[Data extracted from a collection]
--- start ---

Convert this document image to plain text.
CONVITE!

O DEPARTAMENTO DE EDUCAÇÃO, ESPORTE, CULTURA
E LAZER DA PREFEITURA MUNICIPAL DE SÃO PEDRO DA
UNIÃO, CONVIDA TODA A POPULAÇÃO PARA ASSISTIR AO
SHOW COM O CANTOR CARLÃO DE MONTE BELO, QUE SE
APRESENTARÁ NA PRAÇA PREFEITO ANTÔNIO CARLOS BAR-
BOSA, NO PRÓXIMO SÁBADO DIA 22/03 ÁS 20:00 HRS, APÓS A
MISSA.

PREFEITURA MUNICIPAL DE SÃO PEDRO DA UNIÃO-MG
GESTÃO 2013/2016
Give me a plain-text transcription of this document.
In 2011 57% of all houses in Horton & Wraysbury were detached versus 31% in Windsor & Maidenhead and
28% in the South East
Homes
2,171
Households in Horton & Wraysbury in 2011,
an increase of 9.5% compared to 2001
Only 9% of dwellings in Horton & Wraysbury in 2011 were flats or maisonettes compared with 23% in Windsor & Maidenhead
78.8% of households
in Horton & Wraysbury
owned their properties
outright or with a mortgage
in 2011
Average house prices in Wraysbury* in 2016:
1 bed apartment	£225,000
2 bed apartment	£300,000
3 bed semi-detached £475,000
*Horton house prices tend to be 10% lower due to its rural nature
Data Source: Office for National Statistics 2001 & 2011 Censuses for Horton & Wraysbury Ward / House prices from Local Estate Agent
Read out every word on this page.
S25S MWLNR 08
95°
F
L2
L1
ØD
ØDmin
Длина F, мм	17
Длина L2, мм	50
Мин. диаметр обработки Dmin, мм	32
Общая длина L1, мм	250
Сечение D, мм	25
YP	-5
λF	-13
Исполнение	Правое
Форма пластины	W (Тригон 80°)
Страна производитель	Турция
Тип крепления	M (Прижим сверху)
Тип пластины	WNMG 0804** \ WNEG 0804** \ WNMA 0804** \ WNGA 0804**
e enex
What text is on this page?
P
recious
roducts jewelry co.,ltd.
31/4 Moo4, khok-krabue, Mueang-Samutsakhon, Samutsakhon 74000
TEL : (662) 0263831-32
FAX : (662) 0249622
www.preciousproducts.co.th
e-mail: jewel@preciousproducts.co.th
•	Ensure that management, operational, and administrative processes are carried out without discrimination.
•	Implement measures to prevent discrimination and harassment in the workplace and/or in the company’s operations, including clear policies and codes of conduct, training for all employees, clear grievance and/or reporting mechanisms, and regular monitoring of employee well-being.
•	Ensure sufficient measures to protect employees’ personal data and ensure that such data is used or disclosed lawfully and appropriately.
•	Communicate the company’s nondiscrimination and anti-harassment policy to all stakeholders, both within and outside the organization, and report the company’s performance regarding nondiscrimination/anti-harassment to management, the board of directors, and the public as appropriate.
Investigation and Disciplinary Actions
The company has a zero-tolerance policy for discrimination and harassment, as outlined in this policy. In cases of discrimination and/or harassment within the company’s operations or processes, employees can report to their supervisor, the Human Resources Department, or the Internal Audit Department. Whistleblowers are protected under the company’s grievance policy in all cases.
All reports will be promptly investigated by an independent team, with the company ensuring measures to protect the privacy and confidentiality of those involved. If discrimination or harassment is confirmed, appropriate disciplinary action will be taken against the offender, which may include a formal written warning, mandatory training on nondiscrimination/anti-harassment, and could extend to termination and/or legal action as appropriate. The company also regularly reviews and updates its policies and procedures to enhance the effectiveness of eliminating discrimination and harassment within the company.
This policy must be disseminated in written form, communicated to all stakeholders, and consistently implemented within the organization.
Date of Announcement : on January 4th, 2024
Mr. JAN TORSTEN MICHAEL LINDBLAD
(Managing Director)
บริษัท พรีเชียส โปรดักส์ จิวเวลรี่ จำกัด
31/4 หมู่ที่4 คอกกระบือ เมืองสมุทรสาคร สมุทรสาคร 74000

--- end ---

How many lines in the entries contain the string "detached"? Answer with the number only.

▶ **Expected answer**: 2